-- Input for this task --

--------------------

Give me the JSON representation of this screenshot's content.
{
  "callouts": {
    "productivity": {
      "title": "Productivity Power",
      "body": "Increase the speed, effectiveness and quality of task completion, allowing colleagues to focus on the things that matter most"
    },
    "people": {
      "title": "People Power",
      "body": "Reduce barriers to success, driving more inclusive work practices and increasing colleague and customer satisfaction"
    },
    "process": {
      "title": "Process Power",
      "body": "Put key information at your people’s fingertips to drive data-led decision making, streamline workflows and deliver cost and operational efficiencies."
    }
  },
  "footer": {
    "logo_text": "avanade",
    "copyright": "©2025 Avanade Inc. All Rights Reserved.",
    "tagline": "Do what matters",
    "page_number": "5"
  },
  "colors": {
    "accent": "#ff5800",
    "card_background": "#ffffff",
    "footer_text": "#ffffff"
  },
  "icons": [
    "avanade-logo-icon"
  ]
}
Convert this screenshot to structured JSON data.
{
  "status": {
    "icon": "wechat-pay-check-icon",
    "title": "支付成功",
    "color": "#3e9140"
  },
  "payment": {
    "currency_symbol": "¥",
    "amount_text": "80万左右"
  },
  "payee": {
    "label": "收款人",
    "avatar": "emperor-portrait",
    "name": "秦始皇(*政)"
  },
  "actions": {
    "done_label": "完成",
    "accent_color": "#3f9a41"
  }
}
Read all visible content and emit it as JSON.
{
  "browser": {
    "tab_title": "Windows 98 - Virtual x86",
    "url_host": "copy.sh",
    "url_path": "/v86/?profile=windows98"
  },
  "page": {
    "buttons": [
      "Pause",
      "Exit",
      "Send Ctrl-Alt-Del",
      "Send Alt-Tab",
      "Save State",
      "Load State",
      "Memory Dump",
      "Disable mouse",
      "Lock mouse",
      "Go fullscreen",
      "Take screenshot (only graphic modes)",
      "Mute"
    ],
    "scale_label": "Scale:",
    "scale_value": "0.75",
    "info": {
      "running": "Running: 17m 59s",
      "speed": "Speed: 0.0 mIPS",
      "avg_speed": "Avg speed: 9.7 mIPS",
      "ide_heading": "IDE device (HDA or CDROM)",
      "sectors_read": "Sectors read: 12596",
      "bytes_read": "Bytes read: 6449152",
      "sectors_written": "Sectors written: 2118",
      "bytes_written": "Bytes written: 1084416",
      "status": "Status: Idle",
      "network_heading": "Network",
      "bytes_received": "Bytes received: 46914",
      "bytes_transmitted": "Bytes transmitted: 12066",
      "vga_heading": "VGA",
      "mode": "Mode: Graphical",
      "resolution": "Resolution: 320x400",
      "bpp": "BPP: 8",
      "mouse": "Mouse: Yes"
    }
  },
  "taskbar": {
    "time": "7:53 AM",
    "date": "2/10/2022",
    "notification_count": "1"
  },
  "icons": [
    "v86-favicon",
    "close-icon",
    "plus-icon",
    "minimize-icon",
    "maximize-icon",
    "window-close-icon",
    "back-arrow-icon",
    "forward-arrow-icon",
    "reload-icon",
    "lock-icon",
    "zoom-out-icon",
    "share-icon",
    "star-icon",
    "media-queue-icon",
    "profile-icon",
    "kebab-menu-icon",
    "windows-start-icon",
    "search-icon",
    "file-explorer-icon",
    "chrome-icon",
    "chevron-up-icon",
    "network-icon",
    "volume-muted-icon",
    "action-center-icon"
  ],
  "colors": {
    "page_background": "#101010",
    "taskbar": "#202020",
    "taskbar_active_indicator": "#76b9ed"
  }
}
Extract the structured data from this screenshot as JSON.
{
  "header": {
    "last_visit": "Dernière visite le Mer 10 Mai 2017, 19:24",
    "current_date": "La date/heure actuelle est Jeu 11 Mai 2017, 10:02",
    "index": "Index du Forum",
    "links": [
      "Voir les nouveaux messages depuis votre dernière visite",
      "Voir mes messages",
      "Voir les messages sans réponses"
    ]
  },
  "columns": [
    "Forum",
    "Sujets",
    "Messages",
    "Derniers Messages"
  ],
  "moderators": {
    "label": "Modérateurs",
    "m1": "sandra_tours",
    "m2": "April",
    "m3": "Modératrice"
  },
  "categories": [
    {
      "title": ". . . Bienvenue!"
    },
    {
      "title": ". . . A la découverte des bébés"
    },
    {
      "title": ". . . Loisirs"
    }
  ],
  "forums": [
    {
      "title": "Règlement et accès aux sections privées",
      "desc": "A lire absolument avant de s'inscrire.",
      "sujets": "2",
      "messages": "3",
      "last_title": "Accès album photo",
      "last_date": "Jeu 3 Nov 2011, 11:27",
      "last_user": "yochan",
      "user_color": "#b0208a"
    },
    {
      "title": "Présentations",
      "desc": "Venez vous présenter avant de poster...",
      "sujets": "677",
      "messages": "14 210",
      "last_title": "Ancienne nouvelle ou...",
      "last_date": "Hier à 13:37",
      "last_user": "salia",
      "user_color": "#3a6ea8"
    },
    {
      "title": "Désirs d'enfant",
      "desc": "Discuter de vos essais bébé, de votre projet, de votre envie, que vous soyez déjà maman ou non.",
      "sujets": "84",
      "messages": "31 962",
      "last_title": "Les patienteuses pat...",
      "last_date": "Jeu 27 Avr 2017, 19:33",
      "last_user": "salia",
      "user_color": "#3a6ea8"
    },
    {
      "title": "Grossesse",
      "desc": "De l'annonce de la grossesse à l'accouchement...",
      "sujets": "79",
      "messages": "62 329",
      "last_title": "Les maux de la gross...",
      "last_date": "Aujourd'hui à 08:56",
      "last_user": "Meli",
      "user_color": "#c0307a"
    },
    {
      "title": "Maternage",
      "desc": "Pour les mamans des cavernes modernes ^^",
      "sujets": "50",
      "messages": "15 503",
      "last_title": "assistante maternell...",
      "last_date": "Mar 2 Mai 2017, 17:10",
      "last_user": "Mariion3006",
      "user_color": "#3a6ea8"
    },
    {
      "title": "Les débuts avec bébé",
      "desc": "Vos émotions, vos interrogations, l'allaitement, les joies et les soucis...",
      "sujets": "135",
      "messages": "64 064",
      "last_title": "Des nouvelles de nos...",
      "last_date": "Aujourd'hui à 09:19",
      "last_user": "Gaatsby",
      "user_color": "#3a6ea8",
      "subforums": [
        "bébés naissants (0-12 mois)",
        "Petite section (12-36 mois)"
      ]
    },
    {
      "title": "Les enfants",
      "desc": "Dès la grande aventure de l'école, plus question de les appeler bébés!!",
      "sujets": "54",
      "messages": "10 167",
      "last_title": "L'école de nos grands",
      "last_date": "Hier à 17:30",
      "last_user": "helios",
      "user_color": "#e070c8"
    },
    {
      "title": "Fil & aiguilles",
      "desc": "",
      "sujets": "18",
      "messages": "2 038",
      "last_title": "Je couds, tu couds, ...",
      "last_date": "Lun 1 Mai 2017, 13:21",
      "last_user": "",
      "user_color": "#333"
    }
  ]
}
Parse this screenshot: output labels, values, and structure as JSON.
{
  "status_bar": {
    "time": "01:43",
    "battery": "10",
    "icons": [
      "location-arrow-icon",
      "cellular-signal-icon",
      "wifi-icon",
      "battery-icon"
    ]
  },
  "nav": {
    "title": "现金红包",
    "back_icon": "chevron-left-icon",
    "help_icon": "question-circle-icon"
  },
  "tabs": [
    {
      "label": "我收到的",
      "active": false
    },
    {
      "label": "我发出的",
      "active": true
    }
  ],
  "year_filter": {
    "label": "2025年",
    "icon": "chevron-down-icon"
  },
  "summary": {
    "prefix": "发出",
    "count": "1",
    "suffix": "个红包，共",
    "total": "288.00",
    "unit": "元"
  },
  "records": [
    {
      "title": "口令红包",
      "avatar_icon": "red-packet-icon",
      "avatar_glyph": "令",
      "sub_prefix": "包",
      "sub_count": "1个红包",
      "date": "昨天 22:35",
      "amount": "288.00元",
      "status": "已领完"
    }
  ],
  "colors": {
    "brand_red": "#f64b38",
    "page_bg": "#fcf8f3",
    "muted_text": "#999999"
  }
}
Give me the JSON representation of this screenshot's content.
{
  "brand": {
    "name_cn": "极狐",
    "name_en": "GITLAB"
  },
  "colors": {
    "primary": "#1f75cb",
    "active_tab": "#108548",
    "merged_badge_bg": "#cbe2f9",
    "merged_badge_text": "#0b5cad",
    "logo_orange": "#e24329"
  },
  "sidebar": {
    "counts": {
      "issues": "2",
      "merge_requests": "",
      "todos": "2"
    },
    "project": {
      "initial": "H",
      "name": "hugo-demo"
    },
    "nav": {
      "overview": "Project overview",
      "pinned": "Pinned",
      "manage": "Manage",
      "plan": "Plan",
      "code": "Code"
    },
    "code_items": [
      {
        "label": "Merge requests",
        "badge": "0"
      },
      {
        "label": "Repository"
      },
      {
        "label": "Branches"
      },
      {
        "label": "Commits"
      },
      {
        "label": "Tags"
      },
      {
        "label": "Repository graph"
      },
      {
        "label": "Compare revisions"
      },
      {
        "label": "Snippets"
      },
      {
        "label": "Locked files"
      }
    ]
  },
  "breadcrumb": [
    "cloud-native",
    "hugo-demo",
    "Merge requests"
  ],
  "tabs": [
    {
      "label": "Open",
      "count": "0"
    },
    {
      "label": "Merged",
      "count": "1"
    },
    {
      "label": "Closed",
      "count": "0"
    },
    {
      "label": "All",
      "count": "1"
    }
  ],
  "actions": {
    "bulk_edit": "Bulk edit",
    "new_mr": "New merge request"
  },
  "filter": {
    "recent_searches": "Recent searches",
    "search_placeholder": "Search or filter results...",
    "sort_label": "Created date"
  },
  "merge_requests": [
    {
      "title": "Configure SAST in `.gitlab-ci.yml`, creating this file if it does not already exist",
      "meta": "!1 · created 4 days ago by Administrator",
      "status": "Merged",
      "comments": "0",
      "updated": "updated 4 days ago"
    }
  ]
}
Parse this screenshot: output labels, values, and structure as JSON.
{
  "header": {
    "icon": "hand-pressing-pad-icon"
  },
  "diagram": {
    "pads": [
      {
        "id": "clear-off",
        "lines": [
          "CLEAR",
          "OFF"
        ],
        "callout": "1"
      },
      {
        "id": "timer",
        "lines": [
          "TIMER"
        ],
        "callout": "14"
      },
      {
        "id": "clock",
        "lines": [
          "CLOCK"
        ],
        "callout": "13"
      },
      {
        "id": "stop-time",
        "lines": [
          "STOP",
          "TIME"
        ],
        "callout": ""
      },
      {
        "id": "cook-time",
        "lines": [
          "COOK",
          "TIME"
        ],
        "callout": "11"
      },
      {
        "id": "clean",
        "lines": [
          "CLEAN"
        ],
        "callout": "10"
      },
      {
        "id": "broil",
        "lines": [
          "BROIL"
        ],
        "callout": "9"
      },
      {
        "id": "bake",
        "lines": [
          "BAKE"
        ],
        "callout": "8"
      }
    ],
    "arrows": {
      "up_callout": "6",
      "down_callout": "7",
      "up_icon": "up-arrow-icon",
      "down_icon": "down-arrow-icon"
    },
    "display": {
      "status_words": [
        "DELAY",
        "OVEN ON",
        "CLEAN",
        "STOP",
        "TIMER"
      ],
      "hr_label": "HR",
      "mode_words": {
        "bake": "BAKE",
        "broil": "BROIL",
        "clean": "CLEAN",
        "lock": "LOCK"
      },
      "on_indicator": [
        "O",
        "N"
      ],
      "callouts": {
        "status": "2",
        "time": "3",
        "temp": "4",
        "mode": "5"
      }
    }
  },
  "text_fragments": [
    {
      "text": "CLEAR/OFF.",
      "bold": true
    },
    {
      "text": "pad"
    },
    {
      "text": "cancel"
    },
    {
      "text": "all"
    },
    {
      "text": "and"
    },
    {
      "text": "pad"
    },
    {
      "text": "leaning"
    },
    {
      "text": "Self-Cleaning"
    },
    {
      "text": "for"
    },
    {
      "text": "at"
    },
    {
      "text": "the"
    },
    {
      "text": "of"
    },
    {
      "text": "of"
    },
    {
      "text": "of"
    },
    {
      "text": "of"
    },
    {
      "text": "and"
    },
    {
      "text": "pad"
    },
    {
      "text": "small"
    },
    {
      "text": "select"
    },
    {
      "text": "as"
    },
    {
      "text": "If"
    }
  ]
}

--------------------

-- Exercise requirements --
Pick every line with "Hier" in it and copy it.

-- The result --
      "last_date": "Hier à 13:37",
      "last_date": "Hier à 17:30",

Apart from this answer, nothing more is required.